§ Do this
Return all the data, word for word.

Dataset rows about figures

____

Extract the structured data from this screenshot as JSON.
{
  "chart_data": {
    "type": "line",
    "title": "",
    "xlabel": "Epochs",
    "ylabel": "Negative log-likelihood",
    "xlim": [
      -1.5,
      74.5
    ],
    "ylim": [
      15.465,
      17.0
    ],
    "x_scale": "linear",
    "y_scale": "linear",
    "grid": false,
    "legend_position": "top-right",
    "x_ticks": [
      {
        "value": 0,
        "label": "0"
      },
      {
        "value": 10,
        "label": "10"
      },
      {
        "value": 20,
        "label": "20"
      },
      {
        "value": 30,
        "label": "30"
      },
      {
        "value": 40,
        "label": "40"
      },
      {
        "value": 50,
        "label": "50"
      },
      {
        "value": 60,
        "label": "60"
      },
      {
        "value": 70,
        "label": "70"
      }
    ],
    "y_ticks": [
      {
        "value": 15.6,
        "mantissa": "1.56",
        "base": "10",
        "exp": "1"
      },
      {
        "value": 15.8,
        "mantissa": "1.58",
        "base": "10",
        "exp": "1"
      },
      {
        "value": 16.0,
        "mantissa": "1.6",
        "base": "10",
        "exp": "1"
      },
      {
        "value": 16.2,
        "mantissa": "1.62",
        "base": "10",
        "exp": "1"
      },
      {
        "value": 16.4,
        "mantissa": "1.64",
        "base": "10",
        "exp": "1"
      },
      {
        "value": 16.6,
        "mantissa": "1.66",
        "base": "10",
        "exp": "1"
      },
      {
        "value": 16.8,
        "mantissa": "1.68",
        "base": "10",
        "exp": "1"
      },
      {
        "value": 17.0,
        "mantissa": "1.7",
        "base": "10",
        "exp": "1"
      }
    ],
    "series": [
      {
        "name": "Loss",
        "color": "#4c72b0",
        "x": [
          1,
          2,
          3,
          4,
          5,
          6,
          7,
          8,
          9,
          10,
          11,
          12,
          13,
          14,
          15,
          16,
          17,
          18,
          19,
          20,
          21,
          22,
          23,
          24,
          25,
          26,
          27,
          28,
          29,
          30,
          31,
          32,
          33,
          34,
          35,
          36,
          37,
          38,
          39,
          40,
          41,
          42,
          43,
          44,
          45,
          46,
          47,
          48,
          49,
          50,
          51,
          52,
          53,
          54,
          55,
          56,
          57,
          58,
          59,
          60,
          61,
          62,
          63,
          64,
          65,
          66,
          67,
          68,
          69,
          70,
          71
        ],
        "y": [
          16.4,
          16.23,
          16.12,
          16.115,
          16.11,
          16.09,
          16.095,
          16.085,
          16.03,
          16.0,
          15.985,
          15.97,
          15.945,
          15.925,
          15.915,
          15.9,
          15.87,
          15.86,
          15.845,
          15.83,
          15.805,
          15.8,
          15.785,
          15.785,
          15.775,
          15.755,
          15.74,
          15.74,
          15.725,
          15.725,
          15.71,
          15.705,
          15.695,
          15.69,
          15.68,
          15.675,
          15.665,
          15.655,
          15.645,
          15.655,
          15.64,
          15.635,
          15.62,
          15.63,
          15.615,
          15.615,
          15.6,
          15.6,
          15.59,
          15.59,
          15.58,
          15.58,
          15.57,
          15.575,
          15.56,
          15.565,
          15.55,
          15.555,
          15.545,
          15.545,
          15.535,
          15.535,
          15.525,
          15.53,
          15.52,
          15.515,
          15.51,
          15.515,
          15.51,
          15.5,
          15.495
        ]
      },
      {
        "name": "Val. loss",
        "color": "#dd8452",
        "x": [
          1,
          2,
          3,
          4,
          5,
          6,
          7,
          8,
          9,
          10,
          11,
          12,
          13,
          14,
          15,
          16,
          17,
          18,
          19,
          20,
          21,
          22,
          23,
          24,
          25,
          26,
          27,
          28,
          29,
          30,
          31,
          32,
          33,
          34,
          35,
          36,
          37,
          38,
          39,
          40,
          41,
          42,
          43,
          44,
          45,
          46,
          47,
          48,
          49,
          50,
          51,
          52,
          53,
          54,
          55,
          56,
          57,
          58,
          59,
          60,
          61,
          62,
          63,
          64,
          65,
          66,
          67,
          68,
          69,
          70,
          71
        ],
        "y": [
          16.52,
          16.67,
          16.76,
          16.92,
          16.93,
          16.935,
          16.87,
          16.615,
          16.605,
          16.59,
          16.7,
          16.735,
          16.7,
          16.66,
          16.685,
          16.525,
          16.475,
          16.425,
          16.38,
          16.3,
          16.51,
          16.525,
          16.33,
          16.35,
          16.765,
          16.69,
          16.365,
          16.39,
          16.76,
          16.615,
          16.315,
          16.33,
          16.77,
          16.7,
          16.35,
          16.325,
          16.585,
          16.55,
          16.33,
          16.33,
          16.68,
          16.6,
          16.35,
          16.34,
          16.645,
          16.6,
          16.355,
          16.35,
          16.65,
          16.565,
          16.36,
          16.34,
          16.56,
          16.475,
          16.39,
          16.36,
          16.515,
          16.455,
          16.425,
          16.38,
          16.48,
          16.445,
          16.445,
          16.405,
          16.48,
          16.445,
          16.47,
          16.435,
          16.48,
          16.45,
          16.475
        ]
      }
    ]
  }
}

____

§ The output
Extract the structured data from this screenshot as JSON.
{
  "chart_data": {
    "type": "line",
    "title": "",
    "xlabel": "Epochs",
    "ylabel": "Negative log-likelihood",
    "xlim": [
      -1.5,
      74.5
    ],
    "ylim": [
      15.465,
      17.0
    ],
    "x_scale": "linear",
    "y_scale": "linear",
    "grid": false,
    "legend_position": "top-right",
    "x_ticks": [
      {
        "value": 0,
        "label": "0"
      },
      {
        "value": 10,
        "label": "10"
      },
      {
        "value": 20,
        "label": "20"
      },
      {
        "value": 30,
        "label": "30"
      },
      {
        "value": 40,
        "label": "40"
      },
      {
        "value": 50,
        "label": "50"
      },
      {
        "value": 60,
        "label": "60"
      },
      {
        "value": 70,
        "label": "70"
      }
    ],
    "y_ticks": [
      {
        "value": 15.6,
        "mantissa": "1.56",
        "base": "10",
        "exp": "1"
      },
      {
        "value": 15.8,
        "mantissa": "1.58",
        "base": "10",
        "exp": "1"
      },
      {
        "value": 16.0,
        "mantissa": "1.6",
        "base": "10",
        "exp": "1"
      },
      {
        "value": 16.2,
        "mantissa": "1.62",
        "base": "10",
        "exp": "1"
      },
      {
        "value": 16.4,
        "mantissa": "1.64",
        "base": "10",
        "exp": "1"
      },
      {
        "value": 16.6,
        "mantissa": "1.66",
        "base": "10",
        "exp": "1"
      },
      {
        "value": 16.8,
        "mantissa": "1.68",
        "base": "10",
        "exp": "1"
      },
      {
        "value": 17.0,
        "mantissa": "1.7",
        "base": "10",
        "exp": "1"
      }
    ],
    "series": [
      {
        "name": "Loss",
        "color": "#4c72b0",
        "x": [
          1,
          2,
          3,
          4,
          5,
          6,
          7,
          8,
          9,
          10,
          11,
          12,
          13,
          14,
          15,
          16,
          17,
          18,
          19,
          20,
          21,
          22,
          23,
          24,
          25,
          26,
          27,
          28,
          29,
          30,
          31,
          32,
          33,
          34,
          35,
          36,
          37,
          38,
          39,
          40,
          41,
          42,
          43,
          44,
          45,
          46,
          47,
          48,
          49,
          50,
          51,
          52,
          53,
          54,
          55,
          56,
          57,
          58,
          59,
          60,
          61,
          62,
          63,
          64,
          65,
          66,
          67,
          68,
          69,
          70,
          71
        ],
        "y": [
          16.4,
          16.23,
          16.12,
          16.115,
          16.11,
          16.09,
          16.095,
          16.085,
          16.03,
          16.0,
          15.985,
          15.97,
          15.945,
          15.925,
          15.915,
          15.9,
          15.87,
          15.86,
          15.845,
          15.83,
          15.805,
          15.8,
          15.785,
          15.785,
          15.775,
          15.755,
          15.74,
          15.74,
          15.725,
          15.725,
          15.71,
          15.705,
          15.695,
          15.69,
          15.68,
          15.675,
          15.665,
          15.655,
          15.645,
          15.655,
          15.64,
          15.635,
          15.62,
          15.63,
          15.615,
          15.615,
          15.6,
          15.6,
          15.59,
          15.59,
          15.58,
          15.58,
          15.57,
          15.575,
          15.56,
          15.565,
          15.55,
          15.555,
          15.545,
          15.545,
          15.535,
          15.535,
          15.525,
          15.53,
          15.52,
          15.515,
          15.51,
          15.515,
          15.51,
          15.5,
          15.495
        ]
      },
      {
        "name": "Val. loss",
        "color": "#dd8452",
        "x": [
          1,
          2,
          3,
          4,
          5,
          6,
          7,
          8,
          9,
          10,
          11,
          12,
          13,
          14,
          15,
          16,
          17,
          18,
          19,
          20,
          21,
          22,
          23,
          24,
          25,
          26,
          27,
          28,
          29,
          30,
          31,
          32,
          33,
          34,
          35,
          36,
          37,
          38,
          39,
          40,
          41,
          42,
          43,
          44,
          45,
          46,
          47,
          48,
          49,
          50,
          51,
          52,
          53,
          54,
          55,
          56,
          57,
          58,
          59,
          60,
          61,
          62,
          63,
          64,
          65,
          66,
          67,
          68,
          69,
          70,
          71
        ],
        "y": [
          16.52,
          16.67,
          16.76,
          16.92,
          16.93,
          16.935,
          16.87,
          16.615,
          16.605,
          16.59,
          16.7,
          16.735,
          16.7,
          16.66,
          16.685,
          16.525,
          16.475,
          16.425,
          16.38,
          16.3,
          16.51,
          16.525,
          16.33,
          16.35,
          16.765,
          16.69,
          16.365,
          16.39,
          16.76,
          16.615,
          16.315,
          16.33,
          16.77,
          16.7,
          16.35,
          16.325,
          16.585,
          16.55,
          16.33,
          16.33,
          16.68,
          16.6,
          16.35,
          16.34,
          16.645,
          16.6,
          16.355,
          16.35,
          16.65,
          16.565,
          16.36,
          16.34,
          16.56,
          16.475,
          16.39,
          16.36,
          16.515,
          16.455,
          16.425,
          16.38,
          16.48,
          16.445,
          16.445,
          16.405,
          16.48,
          16.445,
          16.47,
          16.435,
          16.48,
          16.45,
          16.475
        ]
      }
    ]
  }
}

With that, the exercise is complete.